Provided text:
—————

Friday, February 10, 2012 (AM)

Press Conference by the Chief Cabinet Secretary (Excerpt)

[Provisional Translation]

Opening Statement by Chief Cabinet Secretary Fujimura

CHIEF CABINET SECRETARY FUJIMURA: I would first like to give an overview of the Cabinet meeting. The meeting approved 24 general measures, and also the promulgation of laws, draft bills, cabinet orders and personnel decisions. With regard to statements by ministers, Minister Kawabata made a statement concerning changes to the Basic Policy on Special Zones for Regional Government. The Minister of Economy, Trade and Industry made statements on the use of reserve funds for recovery and reconstruction from the Great East Japan Earthquake and on personnel affairs relating to the heads of independent administrative agencies. Minister Matsubara reported on the results of the collection of data and compilation of its analysis on consumer-related accidents. Minister Furukawa made a statement about a partial amendment to the measures relating to the discontinuation of Cabinet meetings and ministerial discussions. In ministerial discussions following the Cabinet meeting the Minister of the Environment made a statement concerning the promotion of recycling of disaster-related waste materials.

—————

Work required: Please write the next part of the press conference transcript above, picking up after its last sentence.

—————

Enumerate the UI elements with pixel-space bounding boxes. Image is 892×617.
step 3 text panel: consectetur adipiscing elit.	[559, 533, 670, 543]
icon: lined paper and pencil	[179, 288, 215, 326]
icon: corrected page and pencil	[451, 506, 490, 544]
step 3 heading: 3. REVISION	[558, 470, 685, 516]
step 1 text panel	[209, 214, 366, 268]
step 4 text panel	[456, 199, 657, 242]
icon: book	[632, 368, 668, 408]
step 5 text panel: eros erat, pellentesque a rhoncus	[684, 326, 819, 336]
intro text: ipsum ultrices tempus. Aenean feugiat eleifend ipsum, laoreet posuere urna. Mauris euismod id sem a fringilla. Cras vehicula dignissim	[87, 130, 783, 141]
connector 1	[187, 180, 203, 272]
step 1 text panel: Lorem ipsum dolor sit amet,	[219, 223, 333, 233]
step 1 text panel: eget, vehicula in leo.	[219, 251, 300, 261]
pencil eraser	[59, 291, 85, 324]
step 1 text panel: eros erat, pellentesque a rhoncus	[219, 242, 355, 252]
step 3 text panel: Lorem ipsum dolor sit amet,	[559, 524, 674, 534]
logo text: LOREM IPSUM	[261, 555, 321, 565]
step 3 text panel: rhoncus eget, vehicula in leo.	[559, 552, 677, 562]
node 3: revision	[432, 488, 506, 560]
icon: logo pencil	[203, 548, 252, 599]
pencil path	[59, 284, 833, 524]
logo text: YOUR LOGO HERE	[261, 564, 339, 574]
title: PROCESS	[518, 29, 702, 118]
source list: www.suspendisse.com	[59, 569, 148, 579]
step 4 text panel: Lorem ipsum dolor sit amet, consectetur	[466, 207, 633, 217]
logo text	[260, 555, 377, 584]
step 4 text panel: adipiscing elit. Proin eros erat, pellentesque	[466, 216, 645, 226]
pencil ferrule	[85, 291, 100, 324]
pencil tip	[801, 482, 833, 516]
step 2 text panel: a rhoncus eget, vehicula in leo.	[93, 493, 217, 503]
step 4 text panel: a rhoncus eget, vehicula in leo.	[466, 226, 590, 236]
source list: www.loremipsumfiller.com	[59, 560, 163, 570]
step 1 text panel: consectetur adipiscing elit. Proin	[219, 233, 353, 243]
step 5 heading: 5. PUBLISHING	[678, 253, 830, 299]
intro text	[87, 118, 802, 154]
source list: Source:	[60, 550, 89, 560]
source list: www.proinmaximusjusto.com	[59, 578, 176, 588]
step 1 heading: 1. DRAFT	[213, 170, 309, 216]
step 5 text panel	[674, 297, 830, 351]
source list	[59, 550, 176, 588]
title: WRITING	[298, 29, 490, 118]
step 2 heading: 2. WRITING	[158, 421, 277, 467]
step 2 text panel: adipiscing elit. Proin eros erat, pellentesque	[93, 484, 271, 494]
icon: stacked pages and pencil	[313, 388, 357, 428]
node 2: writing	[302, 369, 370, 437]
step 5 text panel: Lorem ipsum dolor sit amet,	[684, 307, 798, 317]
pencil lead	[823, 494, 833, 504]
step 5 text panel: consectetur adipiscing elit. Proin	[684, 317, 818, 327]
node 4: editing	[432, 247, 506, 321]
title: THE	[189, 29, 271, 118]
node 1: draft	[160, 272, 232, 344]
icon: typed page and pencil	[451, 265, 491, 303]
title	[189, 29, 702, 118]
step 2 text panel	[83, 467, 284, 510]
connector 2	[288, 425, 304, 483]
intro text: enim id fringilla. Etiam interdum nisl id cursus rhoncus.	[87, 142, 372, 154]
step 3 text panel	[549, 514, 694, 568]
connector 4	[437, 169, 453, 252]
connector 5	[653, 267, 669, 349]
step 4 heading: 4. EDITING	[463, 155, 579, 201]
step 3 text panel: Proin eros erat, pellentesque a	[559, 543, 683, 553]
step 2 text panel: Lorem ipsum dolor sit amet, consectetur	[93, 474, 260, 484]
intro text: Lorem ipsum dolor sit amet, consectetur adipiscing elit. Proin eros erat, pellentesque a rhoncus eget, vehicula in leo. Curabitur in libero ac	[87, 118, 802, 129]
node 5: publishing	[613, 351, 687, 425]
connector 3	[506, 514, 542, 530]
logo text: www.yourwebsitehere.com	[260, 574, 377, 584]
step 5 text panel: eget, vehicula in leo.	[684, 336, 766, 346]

—————

Result of this task:
In the morning of Saturday, February 11, Prime Minister Noda is scheduled to visit Kashiwa City in Chiba Prefecture. He will be visiting a housing complex in the city that is engaged in advanced measures to deal with the issue of an aging society, including comprehensive community care, which is part of the comprehensive reform of social security and tax systems. He will engage in exchanges of opinions with the service users and other persons concerned. I believe a press sheet has been distributed about this visit.


REPORTER: The Reconstruction Agency will be inaugurated today. While there are expectations that the new agency will promote reconstruction, there are likewise concerns about whether the agency will really be able to overcome vertical department-based structures in government and actually accelerate reconstruction efforts. What is the Government's response to such concerns?

CHIEF CABINET SECRETARY FUJIMURA: I believe I mentioned yesterday too that the Reconstruction Agency will be inaugurated today. A structure consisting of regional bureaus and offices beneath the bureaus is also in place and various laws have also been passed, so I believe that with the structure, to borrow the words of the Prime Minister, we will be able to "speed up" full-fledged reconstruction. In addition, every effort will be made to ensure that the local reconstruction bureaus can provide a one-stop service to users, as we aim to provide a service that will be useful for local residents and will make them happy.

REPORTER: In ministerial discussions following the Cabinet meeting, did the Prime Minister make any statement or give any instructions concerning the inauguration of the Reconstruction Agency?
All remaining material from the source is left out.